Gather all lines in the entries below that include the word "halfwidth".

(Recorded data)
>> BEGIN

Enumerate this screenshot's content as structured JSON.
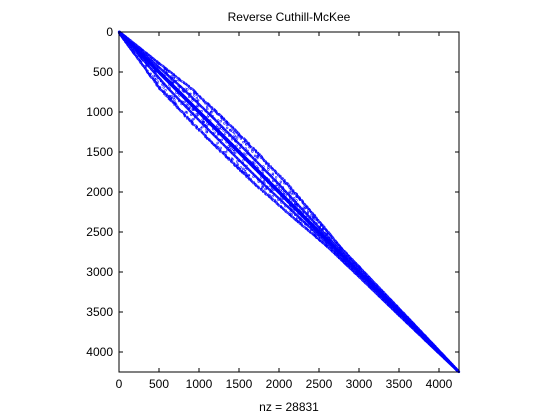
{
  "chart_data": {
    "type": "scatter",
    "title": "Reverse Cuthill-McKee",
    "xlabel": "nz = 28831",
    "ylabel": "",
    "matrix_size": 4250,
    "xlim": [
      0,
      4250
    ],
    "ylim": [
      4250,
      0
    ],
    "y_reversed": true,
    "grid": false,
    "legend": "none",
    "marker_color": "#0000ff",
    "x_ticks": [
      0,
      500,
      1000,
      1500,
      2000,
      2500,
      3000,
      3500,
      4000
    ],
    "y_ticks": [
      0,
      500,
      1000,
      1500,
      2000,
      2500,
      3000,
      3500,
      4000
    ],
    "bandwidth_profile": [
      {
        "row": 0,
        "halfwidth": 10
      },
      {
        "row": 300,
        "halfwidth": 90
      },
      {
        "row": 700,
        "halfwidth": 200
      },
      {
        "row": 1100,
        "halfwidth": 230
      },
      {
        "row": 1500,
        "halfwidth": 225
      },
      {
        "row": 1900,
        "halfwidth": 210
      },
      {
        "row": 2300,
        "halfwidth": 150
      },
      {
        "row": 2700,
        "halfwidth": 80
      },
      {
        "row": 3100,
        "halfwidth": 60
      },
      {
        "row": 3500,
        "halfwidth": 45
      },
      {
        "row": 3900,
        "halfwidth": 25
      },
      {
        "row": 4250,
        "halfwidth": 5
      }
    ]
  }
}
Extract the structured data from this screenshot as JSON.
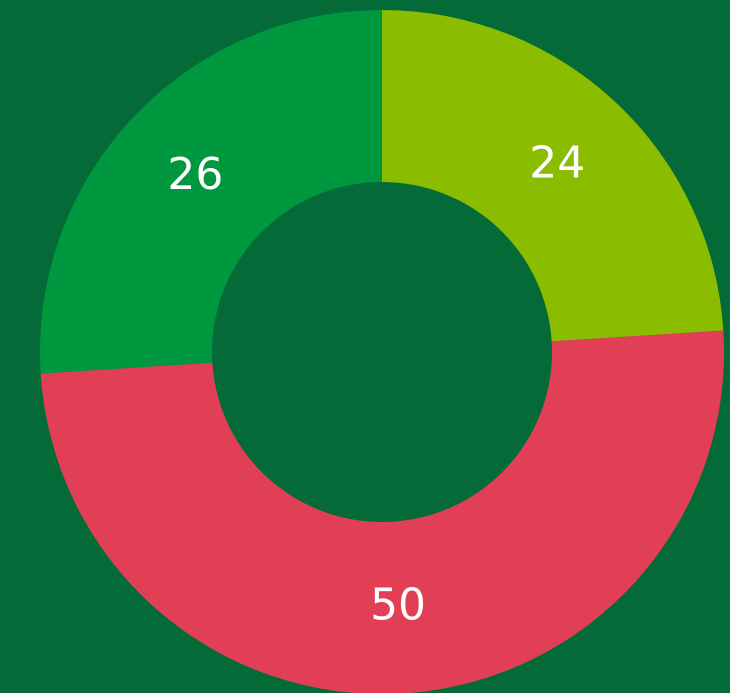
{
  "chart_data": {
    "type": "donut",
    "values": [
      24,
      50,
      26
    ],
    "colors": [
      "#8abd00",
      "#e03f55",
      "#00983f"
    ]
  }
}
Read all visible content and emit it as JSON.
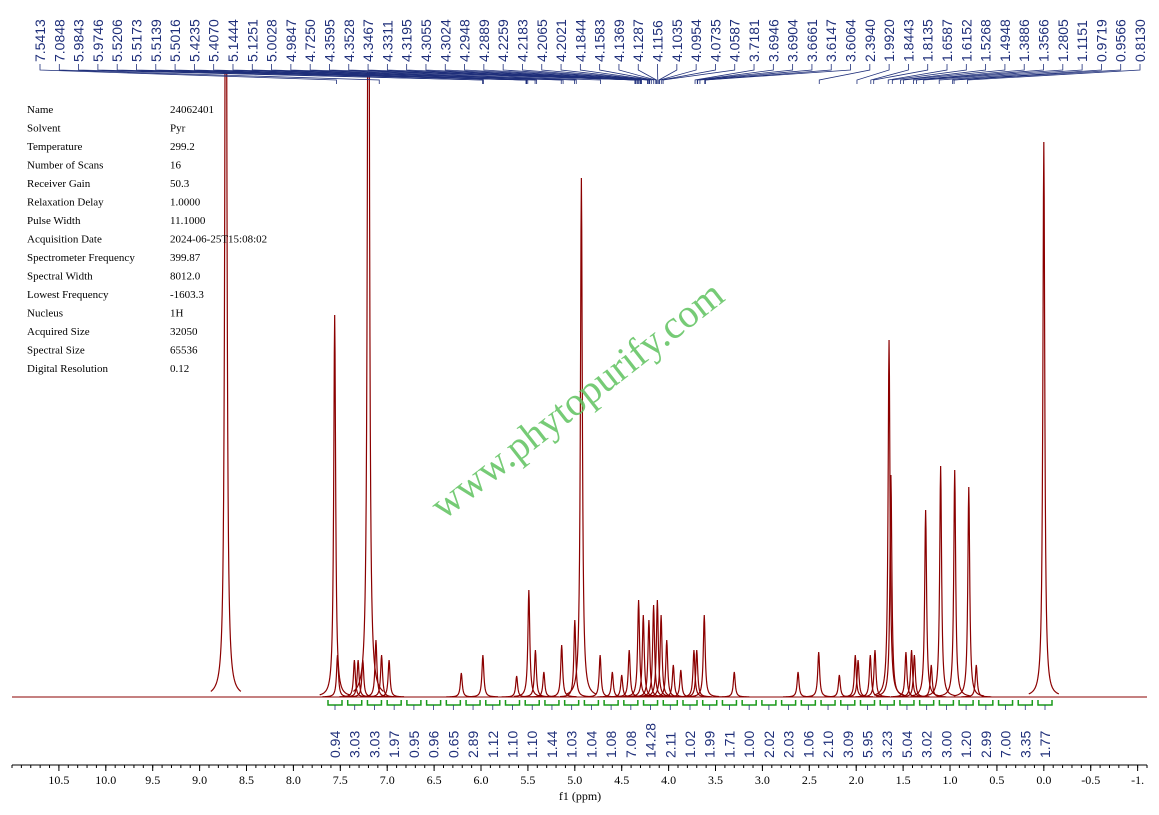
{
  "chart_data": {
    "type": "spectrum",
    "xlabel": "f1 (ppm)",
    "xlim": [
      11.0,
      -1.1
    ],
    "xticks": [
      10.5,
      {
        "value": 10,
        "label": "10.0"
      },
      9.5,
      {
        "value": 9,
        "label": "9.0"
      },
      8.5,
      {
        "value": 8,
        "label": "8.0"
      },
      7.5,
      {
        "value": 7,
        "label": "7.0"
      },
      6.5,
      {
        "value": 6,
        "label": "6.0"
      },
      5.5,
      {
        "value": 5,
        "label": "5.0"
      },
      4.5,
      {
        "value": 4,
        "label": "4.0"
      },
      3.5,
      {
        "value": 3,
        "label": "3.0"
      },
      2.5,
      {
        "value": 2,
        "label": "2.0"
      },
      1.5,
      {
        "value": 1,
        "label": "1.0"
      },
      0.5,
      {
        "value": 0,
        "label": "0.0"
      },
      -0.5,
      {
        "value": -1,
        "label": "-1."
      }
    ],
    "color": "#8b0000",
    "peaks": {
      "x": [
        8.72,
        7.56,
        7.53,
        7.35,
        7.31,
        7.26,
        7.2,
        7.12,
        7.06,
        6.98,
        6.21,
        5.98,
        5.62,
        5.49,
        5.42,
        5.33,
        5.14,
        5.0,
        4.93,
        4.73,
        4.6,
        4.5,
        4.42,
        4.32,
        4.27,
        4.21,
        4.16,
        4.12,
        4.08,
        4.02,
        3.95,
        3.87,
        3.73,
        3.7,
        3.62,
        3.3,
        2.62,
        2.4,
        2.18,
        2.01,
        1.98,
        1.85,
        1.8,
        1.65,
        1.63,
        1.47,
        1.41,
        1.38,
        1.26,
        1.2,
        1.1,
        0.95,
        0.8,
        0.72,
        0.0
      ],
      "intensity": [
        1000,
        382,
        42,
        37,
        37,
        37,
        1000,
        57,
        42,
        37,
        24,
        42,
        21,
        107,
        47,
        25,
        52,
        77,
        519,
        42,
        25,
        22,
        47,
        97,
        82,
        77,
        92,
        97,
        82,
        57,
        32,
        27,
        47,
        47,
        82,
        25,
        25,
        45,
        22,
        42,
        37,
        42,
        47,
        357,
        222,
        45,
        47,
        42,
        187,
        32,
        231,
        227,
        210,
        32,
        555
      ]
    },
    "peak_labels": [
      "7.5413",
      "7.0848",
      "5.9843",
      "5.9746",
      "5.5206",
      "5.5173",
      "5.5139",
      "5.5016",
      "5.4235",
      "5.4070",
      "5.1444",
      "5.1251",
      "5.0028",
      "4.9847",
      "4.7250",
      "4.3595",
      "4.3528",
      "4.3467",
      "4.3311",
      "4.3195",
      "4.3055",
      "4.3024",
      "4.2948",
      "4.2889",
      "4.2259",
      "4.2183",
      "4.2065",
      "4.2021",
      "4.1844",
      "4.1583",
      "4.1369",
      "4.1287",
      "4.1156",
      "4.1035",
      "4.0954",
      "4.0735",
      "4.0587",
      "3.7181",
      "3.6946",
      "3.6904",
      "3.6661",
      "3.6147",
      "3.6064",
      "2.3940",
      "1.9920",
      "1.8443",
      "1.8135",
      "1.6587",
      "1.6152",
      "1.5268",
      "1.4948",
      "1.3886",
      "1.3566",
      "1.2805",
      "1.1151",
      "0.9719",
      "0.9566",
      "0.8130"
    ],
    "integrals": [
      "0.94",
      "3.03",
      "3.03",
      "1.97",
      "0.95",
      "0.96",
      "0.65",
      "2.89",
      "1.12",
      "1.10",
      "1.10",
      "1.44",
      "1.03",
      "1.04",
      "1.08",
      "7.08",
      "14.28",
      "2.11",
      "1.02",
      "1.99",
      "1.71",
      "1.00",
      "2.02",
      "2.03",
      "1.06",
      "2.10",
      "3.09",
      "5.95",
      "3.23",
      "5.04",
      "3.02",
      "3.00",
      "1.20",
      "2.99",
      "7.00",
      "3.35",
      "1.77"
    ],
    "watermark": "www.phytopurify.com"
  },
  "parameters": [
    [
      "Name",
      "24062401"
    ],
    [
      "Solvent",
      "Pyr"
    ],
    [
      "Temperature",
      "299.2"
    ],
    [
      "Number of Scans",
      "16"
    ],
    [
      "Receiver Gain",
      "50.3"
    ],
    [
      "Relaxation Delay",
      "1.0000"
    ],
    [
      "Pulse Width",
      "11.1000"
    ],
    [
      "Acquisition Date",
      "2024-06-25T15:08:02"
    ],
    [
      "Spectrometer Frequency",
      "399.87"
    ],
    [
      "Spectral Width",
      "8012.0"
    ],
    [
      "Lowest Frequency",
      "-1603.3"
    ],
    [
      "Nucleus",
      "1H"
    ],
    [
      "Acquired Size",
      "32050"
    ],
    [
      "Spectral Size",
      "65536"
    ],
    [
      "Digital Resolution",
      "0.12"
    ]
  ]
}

>> END
>> BEGIN

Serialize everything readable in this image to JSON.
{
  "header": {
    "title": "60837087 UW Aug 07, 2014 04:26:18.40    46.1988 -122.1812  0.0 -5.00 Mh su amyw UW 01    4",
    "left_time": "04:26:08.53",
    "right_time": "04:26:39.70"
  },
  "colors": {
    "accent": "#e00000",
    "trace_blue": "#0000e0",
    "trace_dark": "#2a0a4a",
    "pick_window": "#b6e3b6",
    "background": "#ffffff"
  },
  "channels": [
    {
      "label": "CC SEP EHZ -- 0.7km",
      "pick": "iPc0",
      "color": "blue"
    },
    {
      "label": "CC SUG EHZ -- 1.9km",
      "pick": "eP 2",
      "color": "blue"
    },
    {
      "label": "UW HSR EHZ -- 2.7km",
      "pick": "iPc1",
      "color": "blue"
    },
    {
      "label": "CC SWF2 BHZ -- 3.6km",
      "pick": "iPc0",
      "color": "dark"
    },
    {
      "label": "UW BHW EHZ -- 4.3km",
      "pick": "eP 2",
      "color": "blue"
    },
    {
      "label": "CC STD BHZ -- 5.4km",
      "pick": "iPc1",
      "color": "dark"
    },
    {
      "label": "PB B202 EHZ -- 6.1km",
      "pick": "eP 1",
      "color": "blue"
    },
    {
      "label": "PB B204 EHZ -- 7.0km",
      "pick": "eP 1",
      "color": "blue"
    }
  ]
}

>> END

▸ **IN RESPONSE**
        "halfwidth": 10
        "halfwidth": 90
        "halfwidth": 200
        "halfwidth": 230
        "halfwidth": 225
        "halfwidth": 210
        "halfwidth": 150
        "halfwidth": 80
        "halfwidth": 60
        "halfwidth": 45
        "halfwidth": 25
        "halfwidth": 5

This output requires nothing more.